* start Raw data *

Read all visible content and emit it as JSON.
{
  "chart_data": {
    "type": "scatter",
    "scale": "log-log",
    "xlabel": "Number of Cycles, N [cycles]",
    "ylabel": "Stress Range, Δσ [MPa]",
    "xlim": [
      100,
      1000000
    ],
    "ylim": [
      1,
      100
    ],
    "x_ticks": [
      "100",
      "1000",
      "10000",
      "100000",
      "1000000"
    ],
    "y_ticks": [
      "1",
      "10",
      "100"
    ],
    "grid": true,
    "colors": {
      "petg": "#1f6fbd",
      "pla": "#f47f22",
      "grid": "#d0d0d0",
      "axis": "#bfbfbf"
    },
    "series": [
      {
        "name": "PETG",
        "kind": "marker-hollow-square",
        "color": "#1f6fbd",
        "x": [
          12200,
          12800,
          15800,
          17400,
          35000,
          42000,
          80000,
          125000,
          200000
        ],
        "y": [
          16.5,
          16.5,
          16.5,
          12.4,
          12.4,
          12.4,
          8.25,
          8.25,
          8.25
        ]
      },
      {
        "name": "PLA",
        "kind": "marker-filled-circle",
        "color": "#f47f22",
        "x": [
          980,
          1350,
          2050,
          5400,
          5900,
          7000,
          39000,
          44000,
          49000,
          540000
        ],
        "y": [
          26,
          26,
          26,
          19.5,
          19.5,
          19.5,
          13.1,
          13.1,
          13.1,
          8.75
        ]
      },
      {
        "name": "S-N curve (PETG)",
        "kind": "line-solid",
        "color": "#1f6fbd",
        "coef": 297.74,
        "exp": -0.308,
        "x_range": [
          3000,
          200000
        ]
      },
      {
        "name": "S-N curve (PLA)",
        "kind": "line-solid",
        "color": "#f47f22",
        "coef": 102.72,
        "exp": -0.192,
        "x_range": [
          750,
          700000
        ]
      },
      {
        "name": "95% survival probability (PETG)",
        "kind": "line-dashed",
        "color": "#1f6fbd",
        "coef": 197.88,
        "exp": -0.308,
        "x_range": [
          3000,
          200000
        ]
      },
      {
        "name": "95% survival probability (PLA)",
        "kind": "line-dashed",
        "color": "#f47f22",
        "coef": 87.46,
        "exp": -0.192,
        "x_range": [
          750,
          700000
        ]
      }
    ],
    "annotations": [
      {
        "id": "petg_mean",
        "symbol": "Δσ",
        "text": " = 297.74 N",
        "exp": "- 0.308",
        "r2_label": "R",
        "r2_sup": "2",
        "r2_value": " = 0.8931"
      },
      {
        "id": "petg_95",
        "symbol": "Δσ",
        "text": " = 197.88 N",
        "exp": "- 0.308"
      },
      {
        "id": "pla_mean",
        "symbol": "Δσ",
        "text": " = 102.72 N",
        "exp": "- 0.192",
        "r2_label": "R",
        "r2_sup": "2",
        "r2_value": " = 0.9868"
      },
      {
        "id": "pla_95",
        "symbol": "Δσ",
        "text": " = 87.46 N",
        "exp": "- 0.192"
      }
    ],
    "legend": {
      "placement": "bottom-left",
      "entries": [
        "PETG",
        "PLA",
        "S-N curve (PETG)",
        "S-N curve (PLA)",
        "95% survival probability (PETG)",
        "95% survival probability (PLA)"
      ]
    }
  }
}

* end Raw data *

◆ Aim of the exercise ◆
Lines containing the word "curve" must all be returned from the material above.

◆ Final result ◆
        "name": "S-N curve (PETG)",
        "name": "S-N curve (PLA)",
        "S-N curve (PETG)",
        "S-N curve (PLA)",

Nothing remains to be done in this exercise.